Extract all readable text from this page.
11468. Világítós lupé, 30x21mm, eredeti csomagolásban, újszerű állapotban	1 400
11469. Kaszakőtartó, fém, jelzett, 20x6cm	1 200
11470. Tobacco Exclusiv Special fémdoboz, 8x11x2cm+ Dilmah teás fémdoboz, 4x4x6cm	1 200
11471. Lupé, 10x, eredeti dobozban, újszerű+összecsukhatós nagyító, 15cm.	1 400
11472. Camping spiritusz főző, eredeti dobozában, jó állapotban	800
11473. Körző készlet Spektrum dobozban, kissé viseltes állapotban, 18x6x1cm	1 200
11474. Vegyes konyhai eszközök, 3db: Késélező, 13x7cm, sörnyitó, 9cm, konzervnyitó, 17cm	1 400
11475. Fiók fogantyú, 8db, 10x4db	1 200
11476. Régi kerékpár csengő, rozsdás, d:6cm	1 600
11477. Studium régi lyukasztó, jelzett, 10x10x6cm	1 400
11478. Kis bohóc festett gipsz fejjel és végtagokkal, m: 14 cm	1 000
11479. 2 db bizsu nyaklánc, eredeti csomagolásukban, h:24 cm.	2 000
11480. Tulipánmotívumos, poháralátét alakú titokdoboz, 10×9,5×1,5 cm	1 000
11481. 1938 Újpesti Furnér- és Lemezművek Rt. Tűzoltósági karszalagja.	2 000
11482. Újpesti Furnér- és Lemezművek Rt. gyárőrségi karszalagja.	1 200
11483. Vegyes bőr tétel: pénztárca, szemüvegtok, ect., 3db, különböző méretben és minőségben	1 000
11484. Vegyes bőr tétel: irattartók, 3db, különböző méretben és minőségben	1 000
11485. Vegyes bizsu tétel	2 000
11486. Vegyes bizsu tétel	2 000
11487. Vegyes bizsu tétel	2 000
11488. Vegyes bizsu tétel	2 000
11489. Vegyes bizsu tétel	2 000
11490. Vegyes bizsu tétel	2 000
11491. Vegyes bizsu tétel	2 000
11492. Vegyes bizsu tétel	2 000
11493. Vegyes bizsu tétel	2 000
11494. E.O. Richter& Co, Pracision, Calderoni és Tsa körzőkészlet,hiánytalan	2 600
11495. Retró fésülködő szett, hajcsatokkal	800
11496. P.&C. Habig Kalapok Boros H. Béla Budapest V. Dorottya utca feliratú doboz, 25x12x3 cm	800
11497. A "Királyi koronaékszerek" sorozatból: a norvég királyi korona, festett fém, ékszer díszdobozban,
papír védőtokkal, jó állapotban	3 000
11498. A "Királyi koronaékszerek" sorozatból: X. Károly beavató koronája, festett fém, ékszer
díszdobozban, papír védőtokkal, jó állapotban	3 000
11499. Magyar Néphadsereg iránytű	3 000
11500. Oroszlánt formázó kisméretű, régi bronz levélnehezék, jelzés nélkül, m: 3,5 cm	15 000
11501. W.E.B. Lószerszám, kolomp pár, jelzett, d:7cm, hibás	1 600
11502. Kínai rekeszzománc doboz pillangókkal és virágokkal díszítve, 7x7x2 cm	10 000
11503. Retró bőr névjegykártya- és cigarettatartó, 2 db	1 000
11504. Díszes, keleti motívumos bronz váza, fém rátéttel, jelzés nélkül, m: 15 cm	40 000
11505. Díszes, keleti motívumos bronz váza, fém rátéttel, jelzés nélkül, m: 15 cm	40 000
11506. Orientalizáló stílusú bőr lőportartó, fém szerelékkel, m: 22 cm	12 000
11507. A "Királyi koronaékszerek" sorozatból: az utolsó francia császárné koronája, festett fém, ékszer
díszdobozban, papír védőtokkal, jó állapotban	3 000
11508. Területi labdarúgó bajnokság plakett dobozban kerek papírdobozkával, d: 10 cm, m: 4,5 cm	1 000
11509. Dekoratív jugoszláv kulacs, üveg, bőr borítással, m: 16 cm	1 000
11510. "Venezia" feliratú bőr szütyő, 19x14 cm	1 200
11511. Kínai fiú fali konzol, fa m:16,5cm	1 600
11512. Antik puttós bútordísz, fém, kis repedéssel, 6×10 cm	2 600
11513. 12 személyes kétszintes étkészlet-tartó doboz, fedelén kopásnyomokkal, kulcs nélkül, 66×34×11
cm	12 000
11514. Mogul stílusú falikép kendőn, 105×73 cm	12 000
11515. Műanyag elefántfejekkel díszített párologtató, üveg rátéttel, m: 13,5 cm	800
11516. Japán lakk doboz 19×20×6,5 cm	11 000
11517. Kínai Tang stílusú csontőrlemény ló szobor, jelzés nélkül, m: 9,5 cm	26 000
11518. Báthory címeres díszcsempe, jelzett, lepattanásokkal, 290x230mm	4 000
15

•••••

WHAT IS NEEDED - How many lines in the records above contain the word "tétel"? Reply with the number and nothing more.

FINISHED ANSWER - 11